_WRITTEN TASK_.
All of the records below should be output exactly.

_TASK DATA_.

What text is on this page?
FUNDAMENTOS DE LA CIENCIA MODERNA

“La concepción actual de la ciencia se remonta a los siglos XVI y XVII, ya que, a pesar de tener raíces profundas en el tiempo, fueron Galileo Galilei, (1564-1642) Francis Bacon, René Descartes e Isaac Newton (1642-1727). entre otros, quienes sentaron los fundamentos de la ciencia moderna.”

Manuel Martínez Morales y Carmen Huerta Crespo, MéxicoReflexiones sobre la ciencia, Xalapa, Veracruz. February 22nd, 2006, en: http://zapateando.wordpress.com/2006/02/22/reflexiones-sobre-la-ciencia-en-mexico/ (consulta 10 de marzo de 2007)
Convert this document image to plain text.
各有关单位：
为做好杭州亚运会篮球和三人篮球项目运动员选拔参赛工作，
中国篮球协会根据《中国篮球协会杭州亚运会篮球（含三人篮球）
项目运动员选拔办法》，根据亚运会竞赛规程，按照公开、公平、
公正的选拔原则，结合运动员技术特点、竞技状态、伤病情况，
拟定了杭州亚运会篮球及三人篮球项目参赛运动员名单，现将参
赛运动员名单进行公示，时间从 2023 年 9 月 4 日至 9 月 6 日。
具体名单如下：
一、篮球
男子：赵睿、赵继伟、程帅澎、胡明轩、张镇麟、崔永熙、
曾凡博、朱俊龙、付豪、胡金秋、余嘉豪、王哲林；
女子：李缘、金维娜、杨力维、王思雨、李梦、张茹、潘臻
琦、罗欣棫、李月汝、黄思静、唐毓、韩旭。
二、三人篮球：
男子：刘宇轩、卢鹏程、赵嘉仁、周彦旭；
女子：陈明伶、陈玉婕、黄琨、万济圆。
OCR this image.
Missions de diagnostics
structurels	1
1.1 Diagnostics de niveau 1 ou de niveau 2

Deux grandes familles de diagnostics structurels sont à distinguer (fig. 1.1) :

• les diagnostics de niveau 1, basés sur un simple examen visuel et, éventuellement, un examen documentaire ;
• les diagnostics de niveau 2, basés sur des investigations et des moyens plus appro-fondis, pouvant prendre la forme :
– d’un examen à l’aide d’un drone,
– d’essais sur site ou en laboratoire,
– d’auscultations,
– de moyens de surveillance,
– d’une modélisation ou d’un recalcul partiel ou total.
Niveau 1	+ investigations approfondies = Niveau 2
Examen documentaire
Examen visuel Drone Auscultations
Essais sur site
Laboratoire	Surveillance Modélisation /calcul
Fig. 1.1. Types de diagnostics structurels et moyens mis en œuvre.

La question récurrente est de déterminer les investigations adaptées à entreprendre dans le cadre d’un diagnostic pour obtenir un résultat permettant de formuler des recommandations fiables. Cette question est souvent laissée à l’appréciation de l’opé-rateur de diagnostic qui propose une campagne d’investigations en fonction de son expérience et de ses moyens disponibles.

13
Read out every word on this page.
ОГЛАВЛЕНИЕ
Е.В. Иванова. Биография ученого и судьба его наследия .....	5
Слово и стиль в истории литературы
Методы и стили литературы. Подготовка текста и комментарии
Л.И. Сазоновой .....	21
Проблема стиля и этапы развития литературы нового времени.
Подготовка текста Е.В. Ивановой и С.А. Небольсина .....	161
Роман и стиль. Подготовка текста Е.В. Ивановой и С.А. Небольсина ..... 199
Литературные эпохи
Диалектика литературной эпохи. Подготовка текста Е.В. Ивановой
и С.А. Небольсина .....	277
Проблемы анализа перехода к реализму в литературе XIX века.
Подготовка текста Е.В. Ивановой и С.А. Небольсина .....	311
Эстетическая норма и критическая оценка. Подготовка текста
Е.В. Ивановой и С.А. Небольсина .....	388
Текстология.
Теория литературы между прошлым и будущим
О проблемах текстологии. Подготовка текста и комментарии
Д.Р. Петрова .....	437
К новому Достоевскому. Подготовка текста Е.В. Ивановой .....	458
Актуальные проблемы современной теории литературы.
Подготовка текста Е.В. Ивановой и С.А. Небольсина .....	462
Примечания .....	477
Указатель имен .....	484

_SOLUTION TO THE PROBLEM_.
What text is on this page?
FUNDAMENTOS DE LA CIENCIA MODERNA

“La concepción actual de la ciencia se remonta a los siglos XVI y XVII, ya que, a pesar de tener raíces profundas en el tiempo, fueron Galileo Galilei, (1564-1642) Francis Bacon, René Descartes e Isaac Newton (1642-1727). entre otros, quienes sentaron los fundamentos de la ciencia moderna.”

Manuel Martínez Morales y Carmen Huerta Crespo, MéxicoReflexiones sobre la ciencia, Xalapa, Veracruz. February 22nd, 2006, en: http://zapateando.wordpress.com/2006/02/22/reflexiones-sobre-la-ciencia-en-mexico/ (consulta 10 de marzo de 2007)
Convert this document image to plain text.
各有关单位：
为做好杭州亚运会篮球和三人篮球项目运动员选拔参赛工作，
中国篮球协会根据《中国篮球协会杭州亚运会篮球（含三人篮球）
项目运动员选拔办法》，根据亚运会竞赛规程，按照公开、公平、
公正的选拔原则，结合运动员技术特点、竞技状态、伤病情况，
拟定了杭州亚运会篮球及三人篮球项目参赛运动员名单，现将参
赛运动员名单进行公示，时间从 2023 年 9 月 4 日至 9 月 6 日。
具体名单如下：
一、篮球
男子：赵睿、赵继伟、程帅澎、胡明轩、张镇麟、崔永熙、
曾凡博、朱俊龙、付豪、胡金秋、余嘉豪、王哲林；
女子：李缘、金维娜、杨力维、王思雨、李梦、张茹、潘臻
琦、罗欣棫、李月汝、黄思静、唐毓、韩旭。
二、三人篮球：
男子：刘宇轩、卢鹏程、赵嘉仁、周彦旭；
女子：陈明伶、陈玉婕、黄琨、万济圆。
OCR this image.
Missions de diagnostics
structurels	1
1.1 Diagnostics de niveau 1 ou de niveau 2

Deux grandes familles de diagnostics structurels sont à distinguer (fig. 1.1) :

• les diagnostics de niveau 1, basés sur un simple examen visuel et, éventuellement, un examen documentaire ;
• les diagnostics de niveau 2, basés sur des investigations et des moyens plus appro-fondis, pouvant prendre la forme :
– d’un examen à l’aide d’un drone,
– d’essais sur site ou en laboratoire,
– d’auscultations,
– de moyens de surveillance,
– d’une modélisation ou d’un recalcul partiel ou total.
Niveau 1	+ investigations approfondies = Niveau 2
Examen documentaire
Examen visuel Drone Auscultations
Essais sur site
Laboratoire	Surveillance Modélisation /calcul
Fig. 1.1. Types de diagnostics structurels et moyens mis en œuvre.

La question récurrente est de déterminer les investigations adaptées à entreprendre dans le cadre d’un diagnostic pour obtenir un résultat permettant de formuler des recommandations fiables. Cette question est souvent laissée à l’appréciation de l’opé-rateur de diagnostic qui propose une campagne d’investigations en fonction de son expérience et de ses moyens disponibles.

13
Read out every word on this page.
ОГЛАВЛЕНИЕ
Е.В. Иванова. Биография ученого и судьба его наследия .....	5
Слово и стиль в истории литературы
Методы и стили литературы. Подготовка текста и комментарии
Л.И. Сазоновой .....	21
Проблема стиля и этапы развития литературы нового времени.
Подготовка текста Е.В. Ивановой и С.А. Небольсина .....	161
Роман и стиль. Подготовка текста Е.В. Ивановой и С.А. Небольсина ..... 199
Литературные эпохи
Диалектика литературной эпохи. Подготовка текста Е.В. Ивановой
и С.А. Небольсина .....	277
Проблемы анализа перехода к реализму в литературе XIX века.
Подготовка текста Е.В. Ивановой и С.А. Небольсина .....	311
Эстетическая норма и критическая оценка. Подготовка текста
Е.В. Ивановой и С.А. Небольсина .....	388
Текстология.
Теория литературы между прошлым и будущим
О проблемах текстологии. Подготовка текста и комментарии
Д.Р. Петрова .....	437
К новому Достоевскому. Подготовка текста Е.В. Ивановой .....	458
Актуальные проблемы современной теории литературы.
Подготовка текста Е.В. Ивановой и С.А. Небольсина .....	462
Примечания .....	477
Указатель имен .....	484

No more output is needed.